▸ What is being asked:
Copy out all the data, word for word.

▸ Data to use:
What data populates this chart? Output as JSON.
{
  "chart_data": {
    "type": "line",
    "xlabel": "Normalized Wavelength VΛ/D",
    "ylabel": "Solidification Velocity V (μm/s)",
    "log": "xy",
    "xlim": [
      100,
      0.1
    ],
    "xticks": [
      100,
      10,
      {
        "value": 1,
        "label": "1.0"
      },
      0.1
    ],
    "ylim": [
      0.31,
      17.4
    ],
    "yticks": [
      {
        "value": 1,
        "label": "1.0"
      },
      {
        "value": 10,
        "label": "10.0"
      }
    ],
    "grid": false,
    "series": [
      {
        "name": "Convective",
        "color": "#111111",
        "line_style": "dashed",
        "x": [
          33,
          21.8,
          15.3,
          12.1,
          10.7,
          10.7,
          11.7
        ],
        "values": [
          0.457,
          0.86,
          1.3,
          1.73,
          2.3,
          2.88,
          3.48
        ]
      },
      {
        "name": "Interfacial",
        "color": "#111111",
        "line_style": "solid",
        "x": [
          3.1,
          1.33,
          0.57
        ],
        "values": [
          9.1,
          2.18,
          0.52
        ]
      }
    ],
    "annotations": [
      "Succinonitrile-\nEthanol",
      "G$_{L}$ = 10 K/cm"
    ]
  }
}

▸ Correct response:
What data populates this chart? Output as JSON.
{
  "chart_data": {
    "type": "line",
    "xlabel": "Normalized Wavelength VΛ/D",
    "ylabel": "Solidification Velocity V (μm/s)",
    "log": "xy",
    "xlim": [
      100,
      0.1
    ],
    "xticks": [
      100,
      10,
      {
        "value": 1,
        "label": "1.0"
      },
      0.1
    ],
    "ylim": [
      0.31,
      17.4
    ],
    "yticks": [
      {
        "value": 1,
        "label": "1.0"
      },
      {
        "value": 10,
        "label": "10.0"
      }
    ],
    "grid": false,
    "series": [
      {
        "name": "Convective",
        "color": "#111111",
        "line_style": "dashed",
        "x": [
          33,
          21.8,
          15.3,
          12.1,
          10.7,
          10.7,
          11.7
        ],
        "values": [
          0.457,
          0.86,
          1.3,
          1.73,
          2.3,
          2.88,
          3.48
        ]
      },
      {
        "name": "Interfacial",
        "color": "#111111",
        "line_style": "solid",
        "x": [
          3.1,
          1.33,
          0.57
        ],
        "values": [
          9.1,
          2.18,
          0.52
        ]
      }
    ],
    "annotations": [
      "Succinonitrile-\nEthanol",
      "G$_{L}$ = 10 K/cm"
    ]
  }
}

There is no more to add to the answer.